───── RECORDS FOR THE EXERCISE
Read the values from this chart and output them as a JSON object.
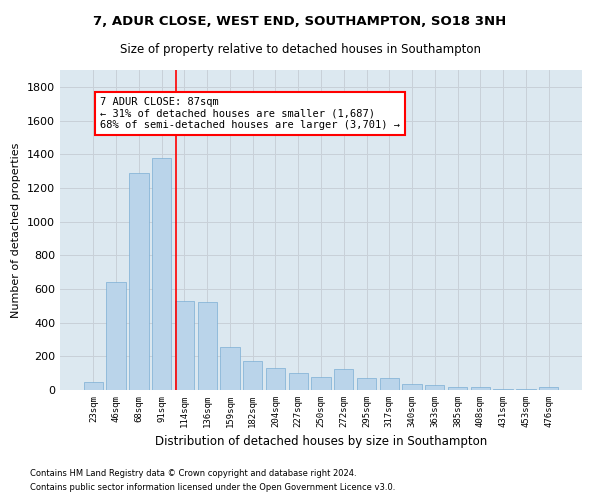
{
  "title1": "7, ADUR CLOSE, WEST END, SOUTHAMPTON, SO18 3NH",
  "title2": "Size of property relative to detached houses in Southampton",
  "xlabel": "Distribution of detached houses by size in Southampton",
  "ylabel": "Number of detached properties",
  "categories": [
    "23sqm",
    "46sqm",
    "68sqm",
    "91sqm",
    "114sqm",
    "136sqm",
    "159sqm",
    "182sqm",
    "204sqm",
    "227sqm",
    "250sqm",
    "272sqm",
    "295sqm",
    "317sqm",
    "340sqm",
    "363sqm",
    "385sqm",
    "408sqm",
    "431sqm",
    "453sqm",
    "476sqm"
  ],
  "values": [
    50,
    640,
    1290,
    1375,
    530,
    520,
    255,
    170,
    130,
    100,
    80,
    125,
    70,
    70,
    35,
    28,
    20,
    15,
    5,
    5,
    15
  ],
  "bar_color": "#bad4ea",
  "bar_edge_color": "#7baed4",
  "vline_x": 3.65,
  "vline_color": "red",
  "annotation_text": "7 ADUR CLOSE: 87sqm\n← 31% of detached houses are smaller (1,687)\n68% of semi-detached houses are larger (3,701) →",
  "annotation_box_color": "white",
  "annotation_box_edge_color": "red",
  "ylim": [
    0,
    1900
  ],
  "yticks": [
    0,
    200,
    400,
    600,
    800,
    1000,
    1200,
    1400,
    1600,
    1800
  ],
  "grid_color": "#c8d0d8",
  "bg_color": "#dce8f0",
  "footer1": "Contains HM Land Registry data © Crown copyright and database right 2024.",
  "footer2": "Contains public sector information licensed under the Open Government Licence v3.0."
}
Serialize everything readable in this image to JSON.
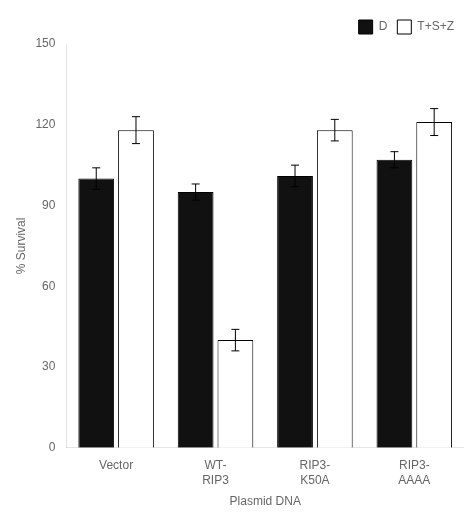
{
  "chart_data": {
    "type": "bar",
    "categories": [
      "Vector",
      "WT-\nRIP3",
      "RIP3-\nK50A",
      "RIP3-\nAAAA"
    ],
    "series": [
      {
        "name": "D",
        "color": "#111111",
        "values": [
          100,
          95,
          101,
          107
        ],
        "errors": [
          4,
          3,
          4,
          3
        ]
      },
      {
        "name": "T+S+Z",
        "color": "#ffffff",
        "values": [
          118,
          40,
          118,
          121
        ],
        "errors": [
          5,
          4,
          4,
          5
        ]
      }
    ],
    "xlabel": "Plasmid DNA",
    "ylabel": "% Survival",
    "ylim": [
      0,
      150
    ],
    "yticks": [
      0,
      30,
      60,
      90,
      120,
      150
    ],
    "grid": false,
    "legend": "top-right"
  }
}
──────────
• _YOUR TASK_:
Make an exact copy of the records shown above, without the pictures.

• _COMPLETED TASK_:
Read the values from this chart and output them as a JSON object.
{
  "title1": "7, ADUR CLOSE, WEST END, SOUTHAMPTON, SO18 3NH",
  "title2": "Size of property relative to detached houses in Southampton",
  "xlabel": "Distribution of detached houses by size in Southampton",
  "ylabel": "Number of detached properties",
  "categories": [
    "23sqm",
    "46sqm",
    "68sqm",
    "91sqm",
    "114sqm",
    "136sqm",
    "159sqm",
    "182sqm",
    "204sqm",
    "227sqm",
    "250sqm",
    "272sqm",
    "295sqm",
    "317sqm",
    "340sqm",
    "363sqm",
    "385sqm",
    "408sqm",
    "431sqm",
    "453sqm",
    "476sqm"
  ],
  "values": [
    50,
    640,
    1290,
    1375,
    530,
    520,
    255,
    170,
    130,
    100,
    80,
    125,
    70,
    70,
    35,
    28,
    20,
    15,
    5,
    5,
    15
  ],
  "bar_color": "#bad4ea",
  "bar_edge_color": "#7baed4",
  "vline_x": 3.65,
  "vline_color": "red",
  "annotation_text": "7 ADUR CLOSE: 87sqm\n← 31% of detached houses are smaller (1,687)\n68% of semi-detached houses are larger (3,701) →",
  "annotation_box_color": "white",
  "annotation_box_edge_color": "red",
  "ylim": [
    0,
    1900
  ],
  "yticks": [
    0,
    200,
    400,
    600,
    800,
    1000,
    1200,
    1400,
    1600,
    1800
  ],
  "grid_color": "#c8d0d8",
  "bg_color": "#dce8f0",
  "footer1": "Contains HM Land Registry data © Crown copyright and database right 2024.",
  "footer2": "Contains public sector information licensed under the Open Government Licence v3.0."
}
Serialize everything readable in this image to JSON.
{
  "chart_data": {
    "type": "bar",
    "categories": [
      "Vector",
      "WT-\nRIP3",
      "RIP3-\nK50A",
      "RIP3-\nAAAA"
    ],
    "series": [
      {
        "name": "D",
        "color": "#111111",
        "values": [
          100,
          95,
          101,
          107
        ],
        "errors": [
          4,
          3,
          4,
          3
        ]
      },
      {
        "name": "T+S+Z",
        "color": "#ffffff",
        "values": [
          118,
          40,
          118,
          121
        ],
        "errors": [
          5,
          4,
          4,
          5
        ]
      }
    ],
    "xlabel": "Plasmid DNA",
    "ylabel": "% Survival",
    "ylim": [
      0,
      150
    ],
    "yticks": [
      0,
      30,
      60,
      90,
      120,
      150
    ],
    "grid": false,
    "legend": "top-right"
  }
}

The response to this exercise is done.